───── PAGE EXCERPT

Location survey monuments or a temporary monument must be set by professional land surveyors (either private surveyors or MoDOT employees) prior to or at the time right of way is staked for condemnation. The professional land surveyor will develop a Location Survey Plan and permanent monuments are to be set prior to the recording of the location survey plan if they will not be moved or destroyed by construction activities within six months of their installation. Until the right of way acquisition is completed, semi-permanent monuments may be used. If the required permanent monuments will be disturbed by utility adjustment or construction activity, semi-permanent monuments can remain until 12 months after the location survey plan is recorded. In any event, permanent monuments must be installed within 12 months after the plan has been recorded. The private surveyor can obtain the location survey monuments from district surveying personnel. The appropriate symbol is used on the Location Survey Plan to identify the type of location survey monument to be set.

For those projects with preliminary plan approval after January 1, 2001, location survey monuments will be used to show the marking of the right of way. Additional information concerning criteria for the location of survey monuments is found in EPG 238.2.12, EPG 238.2.13, and EPG 238.2.14.

236.13.10 Request for Environmental Services

The district will submit a hard copy or e-mail an electronic copy of a Request for Environmental Services (RES) to each of the recipients listed on the form when right of way plans are submitted. Even though previous requests for environmental services have been submitted earlier in the project development process, specialists in the Design Division will need to assess the final layout of the right of way as indicated on the approved right of way plans for potential impact to environmental concerns.

236.13.11 Coordination with Local Agencies

When it is necessary to revise or adjust a local road or street, the right of way will be acquired in the name of the State. Local officials are contacted at the final preliminary plan stage to discuss the proposed changes to their system. After completion of construction, quitclaim deeds are prepared and forwarded to the local agency complete with plans showing the final configuration of the improvement.

236.13.12 Advanced Right of Way Acquisition

At times it is in the public interest to buy right of way resulting from hardship cases, total acquisitions, or protective buying prior to the time the right of way plans have been fully developed. When this occurs, it is possible to obtain authorization for right of way acquisition based on the approved final preliminary plan. This procedure is restricted to special cases. It is initiated by the district's request and supported with adequate justification for approval. District right of way will request approval from the Right of Way Section for all hardship and protective purchases.

236.13.13 Plan Submittal and Filing

A set of right of way plans consists of a title sheet, typical section sheet(s), completed plan sheet(s), and any special sheet(s) required to completely define and detail the right of way necessary (including easements) for the improvement, including the project’s outermost termini or right of way limits in stations. The district engineer as designated by the Chief Engineer (see Commission action of November 5,1993), is responsible for approving the right of way plans. Approval of right of way plans is indicated by the district engineer's signature and seal on the title sheet. The district engineer's signature and seal are only required on the title sheet. When a consultant designs the plans, the title sheet is signed and sealed by a representative of the firm and the district engineer. Right of way plans are only considered approved once the district engineer signs and seals the title sheet.

──────────

#### [WHAT IS ASKED]
(1) Copy the stretch of the right of way plans excerpt from "236.13.10 Request for" through "to environmental concerns." word for word.
(2) Write a continuation of the text on right of way plans and survey monuments, picking up after its final sentence.

───── SUPPLIED MATERIAL

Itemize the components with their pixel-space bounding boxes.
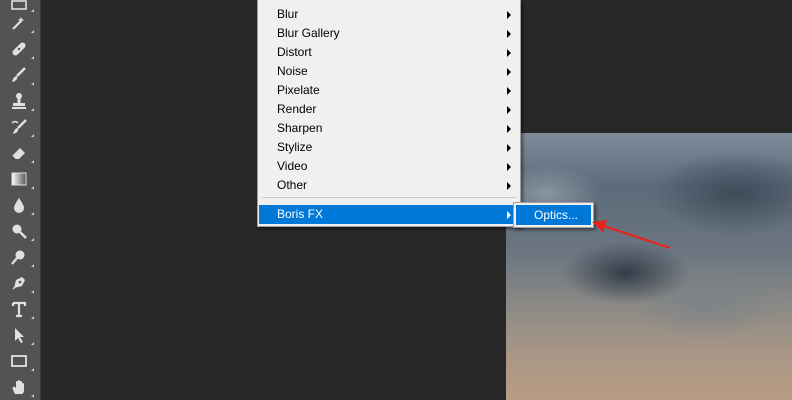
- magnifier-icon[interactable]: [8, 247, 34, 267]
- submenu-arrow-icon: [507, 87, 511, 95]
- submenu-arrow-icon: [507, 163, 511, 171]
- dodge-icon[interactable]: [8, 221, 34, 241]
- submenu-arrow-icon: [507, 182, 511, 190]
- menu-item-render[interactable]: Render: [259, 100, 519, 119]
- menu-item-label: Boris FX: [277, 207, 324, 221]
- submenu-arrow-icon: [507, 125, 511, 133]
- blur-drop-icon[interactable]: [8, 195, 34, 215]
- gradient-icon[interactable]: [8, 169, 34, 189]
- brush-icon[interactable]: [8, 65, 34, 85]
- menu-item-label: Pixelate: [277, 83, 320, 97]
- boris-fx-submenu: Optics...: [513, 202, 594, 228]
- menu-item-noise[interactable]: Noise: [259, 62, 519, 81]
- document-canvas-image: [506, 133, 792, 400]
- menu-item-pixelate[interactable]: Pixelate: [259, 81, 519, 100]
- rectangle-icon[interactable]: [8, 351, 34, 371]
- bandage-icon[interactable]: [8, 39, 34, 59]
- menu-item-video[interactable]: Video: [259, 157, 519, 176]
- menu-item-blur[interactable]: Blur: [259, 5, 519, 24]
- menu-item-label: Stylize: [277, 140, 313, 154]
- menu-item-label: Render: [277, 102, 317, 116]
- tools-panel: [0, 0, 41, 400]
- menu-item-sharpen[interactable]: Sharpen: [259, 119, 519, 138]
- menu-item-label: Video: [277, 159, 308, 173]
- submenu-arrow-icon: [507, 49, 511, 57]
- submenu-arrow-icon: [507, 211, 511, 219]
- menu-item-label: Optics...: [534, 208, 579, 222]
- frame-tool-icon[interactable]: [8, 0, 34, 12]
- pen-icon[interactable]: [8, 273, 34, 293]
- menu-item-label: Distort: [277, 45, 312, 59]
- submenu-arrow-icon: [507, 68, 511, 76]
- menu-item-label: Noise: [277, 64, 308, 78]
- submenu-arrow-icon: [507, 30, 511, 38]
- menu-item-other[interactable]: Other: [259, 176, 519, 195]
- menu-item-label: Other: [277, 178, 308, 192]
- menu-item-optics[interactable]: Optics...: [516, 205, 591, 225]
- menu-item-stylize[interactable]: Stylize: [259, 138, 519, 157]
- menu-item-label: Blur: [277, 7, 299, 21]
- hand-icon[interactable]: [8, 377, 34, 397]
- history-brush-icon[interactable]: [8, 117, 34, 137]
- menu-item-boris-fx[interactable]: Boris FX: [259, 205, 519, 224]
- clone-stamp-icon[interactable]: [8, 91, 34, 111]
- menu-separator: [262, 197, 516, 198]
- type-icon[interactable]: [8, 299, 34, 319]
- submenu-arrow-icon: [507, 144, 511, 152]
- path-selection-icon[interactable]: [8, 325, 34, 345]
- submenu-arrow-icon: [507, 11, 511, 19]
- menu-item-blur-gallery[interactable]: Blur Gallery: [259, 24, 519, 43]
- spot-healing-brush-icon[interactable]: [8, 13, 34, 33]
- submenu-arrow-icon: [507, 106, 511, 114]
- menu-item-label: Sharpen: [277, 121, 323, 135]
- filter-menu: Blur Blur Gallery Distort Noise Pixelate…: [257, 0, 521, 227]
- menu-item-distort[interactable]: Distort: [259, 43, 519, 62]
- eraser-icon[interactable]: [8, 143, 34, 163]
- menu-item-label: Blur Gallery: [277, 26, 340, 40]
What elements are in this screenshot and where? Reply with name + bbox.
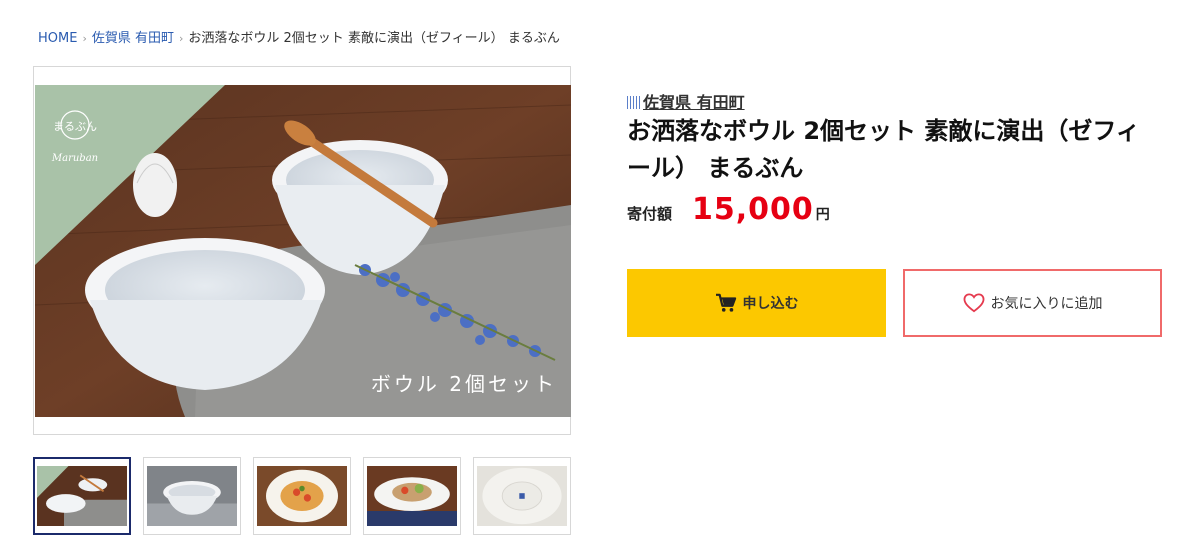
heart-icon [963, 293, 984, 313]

──────────

#### [TASK-BY-TASK ANSWERS]
(1)
236.13.10 Request for Environmental Services

The district will submit a hard copy or e-mail an electronic copy of a Request for Environmental Services (RES) to each of the recipients listed on the form when right of way plans are submitted. Even though previous requests for environmental services have been submitted earlier in the project development process, specialists in the Design Division will need to assess the final layout of the right of way as indicated on the approved right of way plans for potential impact to environmental concerns.

(2)
Approved right of way plans are submitted to the Design Division by email that includes the letter of approval signed by the district engineer. The email must contain the plans attached as Adobe Acrobat files (pdf.'s) or indicate the location of the electronic plans.

Details of the process to save files in electronic format are available. The electronic use and storage of right of way plans documents the history of acquisition and allows staff to access approved plans as needed.

Additionally, the specific role of the transportation project manager in obtaining authority to acquire right of way on a project is found in EPG 236.3.4 Right of Way Acquisition Authority and Project Funding.

The project manager should also ensure that the easement needs of utilities affected by the proposed improvement have been addressed prior to submission of the approved right of way plans to the Design Division (see EPG 643.2.1.5 Right of Way).

Additionally, the project manager is responsible for providing the results of the DGN Merger tool to the district’s Right of Way Manager. The DGN Merger tool should be run on the approved right of way plans and will provide the Right of Way Division polygons defining the shape of the right of way parcels to be purchased. Along with the file containing the polygons, the appropriate scale factor will also be provided. If any changes to the right of way plans occur after the tool’s information is provided to the Right of Way Manager, the project manager is responsible for having the DGN Merger tool run against the modified right of way plans and will provide the resulting file to the District Right of Way Manager. More information can be found at How to use the DGN Merger Tool.

236.13.14 Requirements for Property Acquisition Using Eminent Domain

It is important for MoDOT to maintain good public involvement early in the project development process and to demonstrate its commitment to good-faith negotiations in the acquisition of property.

Every effort will be made to communicate with property owners who are potentially impacted by a transportation project. This communication begins with an initial letter describing the proposed project, the schedule for its planning and design and encouraging landowners in the vicinity of the project to participate in the public involvement process.

Detailed procedures concerning the acquisition of property using eminent domain are available.

The Right of Way Section must be provided with copies of the initial and certified letters to property owners, along with copies of the rejection and acceptance letters sent to anyone who submits an alternate location. Copies of these letters will be used during the condemnation process to prove that MoDOT has engaged in good faith negotiations.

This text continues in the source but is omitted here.